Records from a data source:
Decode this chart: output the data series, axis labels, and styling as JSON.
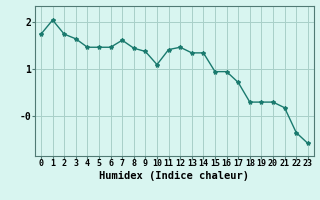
{
  "x": [
    0,
    1,
    2,
    3,
    4,
    5,
    6,
    7,
    8,
    9,
    10,
    11,
    12,
    13,
    14,
    15,
    16,
    17,
    18,
    19,
    20,
    21,
    22,
    23
  ],
  "y": [
    1.75,
    2.05,
    1.75,
    1.65,
    1.47,
    1.47,
    1.47,
    1.62,
    1.45,
    1.38,
    1.1,
    1.42,
    1.47,
    1.35,
    1.35,
    0.95,
    0.95,
    0.72,
    0.3,
    0.3,
    0.3,
    0.18,
    -0.35,
    -0.58
  ],
  "line_color": "#1a7a6e",
  "marker": "*",
  "marker_size": 3,
  "bg_color": "#d8f5f0",
  "grid_color": "#a8cfc8",
  "xlabel": "Humidex (Indice chaleur)",
  "xlabel_fontsize": 7.5,
  "tick_fontsize": 6,
  "ylim": [
    -0.85,
    2.35
  ],
  "xlim": [
    -0.5,
    23.5
  ],
  "line_width": 1.0
}
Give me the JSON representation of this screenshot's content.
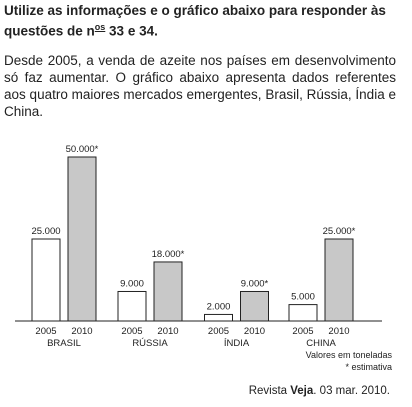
{
  "header": {
    "text_start": "Utilize as informações e o gráfico abaixo para responder às questões de n",
    "superscript": "os",
    "text_end": " 33 e 34."
  },
  "paragraph": "Desde 2005, a venda de azeite nos países em desenvolvimento só faz aumentar. O gráfico abaixo apresenta dados referentes aos quatro maiores mercados emergentes, Brasil, Rússia, Índia e China.",
  "chart_data": {
    "type": "bar",
    "categories": [
      "BRASIL",
      "RÚSSIA",
      "ÍNDIA",
      "CHINA"
    ],
    "series": [
      {
        "name": "2005",
        "color": "#ffffff",
        "values": [
          25000,
          9000,
          2000,
          5000
        ],
        "value_labels": [
          "25.000",
          "9.000",
          "2.000",
          "5.000"
        ]
      },
      {
        "name": "2010",
        "color": "#c8c8c8",
        "values": [
          50000,
          18000,
          9000,
          25000
        ],
        "value_labels": [
          "50.000*",
          "18.000*",
          "9.000*",
          "25.000*"
        ]
      }
    ],
    "notes": [
      "Valores em toneladas",
      "* estimativa"
    ]
  },
  "source": {
    "prefix": "Revista ",
    "title": "Veja",
    "suffix": ". 03 mar. 2010."
  }
}
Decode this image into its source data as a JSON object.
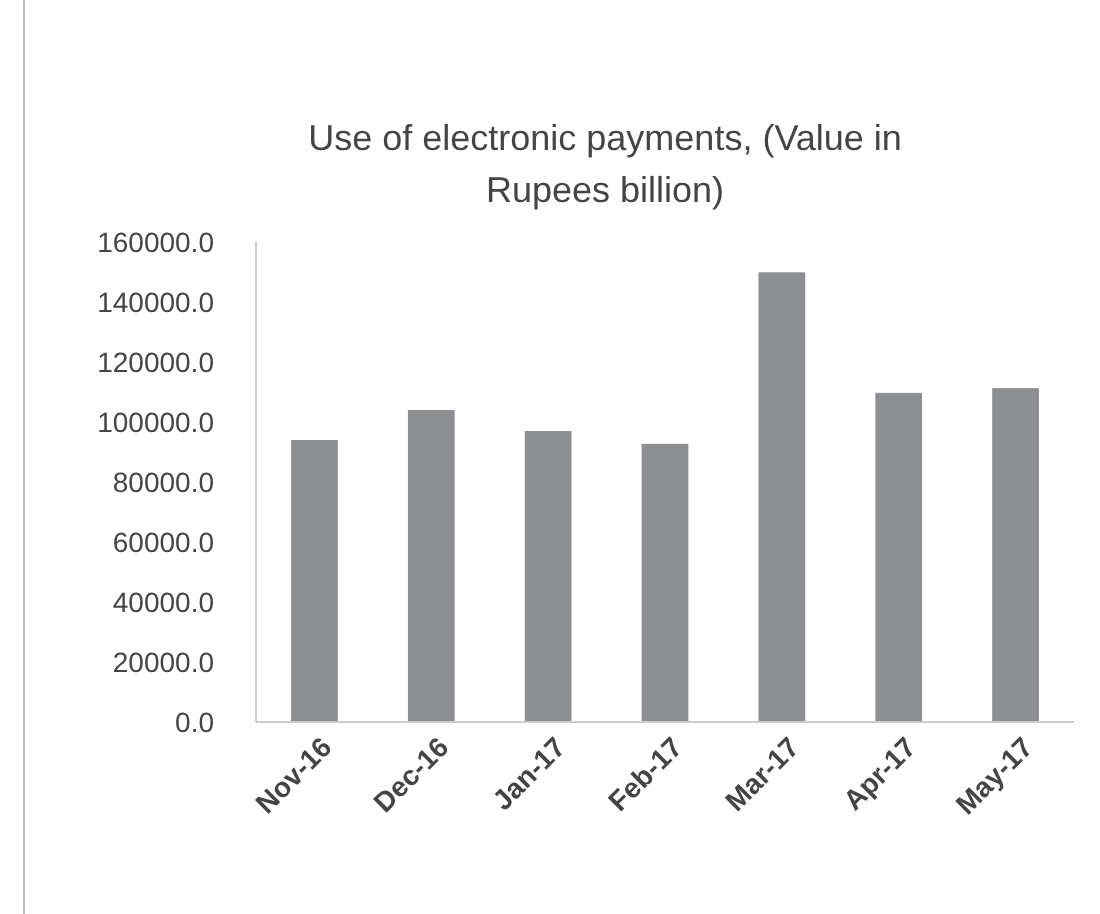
{
  "chart_data": {
    "type": "bar",
    "title": "Use of electronic payments, (Value in Rupees billion)",
    "categories": [
      "Nov-16",
      "Dec-16",
      "Jan-17",
      "Feb-17",
      "Mar-17",
      "Apr-17",
      "May-17"
    ],
    "values": [
      94000,
      104000,
      97000,
      92700,
      149900,
      109700,
      111300
    ],
    "color": "#8e8f93",
    "ylim": [
      0,
      160000
    ],
    "yticks": [
      {
        "value": 0,
        "label": "0.0"
      },
      {
        "value": 20000,
        "label": "20000.0"
      },
      {
        "value": 40000,
        "label": "40000.0"
      },
      {
        "value": 60000,
        "label": "60000.0"
      },
      {
        "value": 80000,
        "label": "80000.0"
      },
      {
        "value": 100000,
        "label": "100000.0"
      },
      {
        "value": 120000,
        "label": "120000.0"
      },
      {
        "value": 140000,
        "label": "140000.0"
      },
      {
        "value": 160000,
        "label": "160000.0"
      }
    ]
  }
}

Set exercise: Repeat the records in full, exactly as they appear, without the pictures.

Full answer:
Decode this chart: output the data series, axis labels, and styling as JSON.
{
  "x": [
    0,
    1,
    2,
    3,
    4,
    5,
    6,
    7,
    8,
    9,
    10,
    11,
    12,
    13,
    14,
    15,
    16,
    17,
    18,
    19,
    20,
    21,
    22,
    23
  ],
  "y": [
    1.75,
    2.05,
    1.75,
    1.65,
    1.47,
    1.47,
    1.47,
    1.62,
    1.45,
    1.38,
    1.1,
    1.42,
    1.47,
    1.35,
    1.35,
    0.95,
    0.95,
    0.72,
    0.3,
    0.3,
    0.3,
    0.18,
    -0.35,
    -0.58
  ],
  "line_color": "#1a7a6e",
  "marker": "*",
  "marker_size": 3,
  "bg_color": "#d8f5f0",
  "grid_color": "#a8cfc8",
  "xlabel": "Humidex (Indice chaleur)",
  "xlabel_fontsize": 7.5,
  "tick_fontsize": 6,
  "ylim": [
    -0.85,
    2.35
  ],
  "xlim": [
    -0.5,
    23.5
  ],
  "line_width": 1.0
}
Give me the JSON representation of this screenshot's content.
{
  "header": {
    "text_start": "Utilize as informações e o gráfico abaixo para responder às questões de n",
    "superscript": "os",
    "text_end": " 33 e 34."
  },
  "paragraph": "Desde 2005, a venda de azeite nos países em desenvolvimento só faz aumentar. O gráfico abaixo apresenta dados referentes aos quatro maiores mercados emergentes, Brasil, Rússia, Índia e China.",
  "chart_data": {
    "type": "bar",
    "categories": [
      "BRASIL",
      "RÚSSIA",
      "ÍNDIA",
      "CHINA"
    ],
    "series": [
      {
        "name": "2005",
        "color": "#ffffff",
        "values": [
          25000,
          9000,
          2000,
          5000
        ],
        "value_labels": [
          "25.000",
          "9.000",
          "2.000",
          "5.000"
        ]
      },
      {
        "name": "2010",
        "color": "#c8c8c8",
        "values": [
          50000,
          18000,
          9000,
          25000
        ],
        "value_labels": [
          "50.000*",
          "18.000*",
          "9.000*",
          "25.000*"
        ]
      }
    ],
    "notes": [
      "Valores em toneladas",
      "* estimativa"
    ]
  },
  "source": {
    "prefix": "Revista ",
    "title": "Veja",
    "suffix": ". 03 mar. 2010."
  }
}
Decode this image into its source data as a JSON object.
{
  "chart_data": {
    "type": "bar",
    "title": "Use of electronic payments, (Value in Rupees billion)",
    "categories": [
      "Nov-16",
      "Dec-16",
      "Jan-17",
      "Feb-17",
      "Mar-17",
      "Apr-17",
      "May-17"
    ],
    "values": [
      94000,
      104000,
      97000,
      92700,
      149900,
      109700,
      111300
    ],
    "color": "#8e8f93",
    "ylim": [
      0,
      160000
    ],
    "yticks": [
      {
        "value": 0,
        "label": "0.0"
      },
      {
        "value": 20000,
        "label": "20000.0"
      },
      {
        "value": 40000,
        "label": "40000.0"
      },
      {
        "value": 60000,
        "label": "60000.0"
      },
      {
        "value": 80000,
        "label": "80000.0"
      },
      {
        "value": 100000,
        "label": "100000.0"
      },
      {
        "value": 120000,
        "label": "120000.0"
      },
      {
        "value": 140000,
        "label": "140000.0"
      },
      {
        "value": 160000,
        "label": "160000.0"
      }
    ]
  }
}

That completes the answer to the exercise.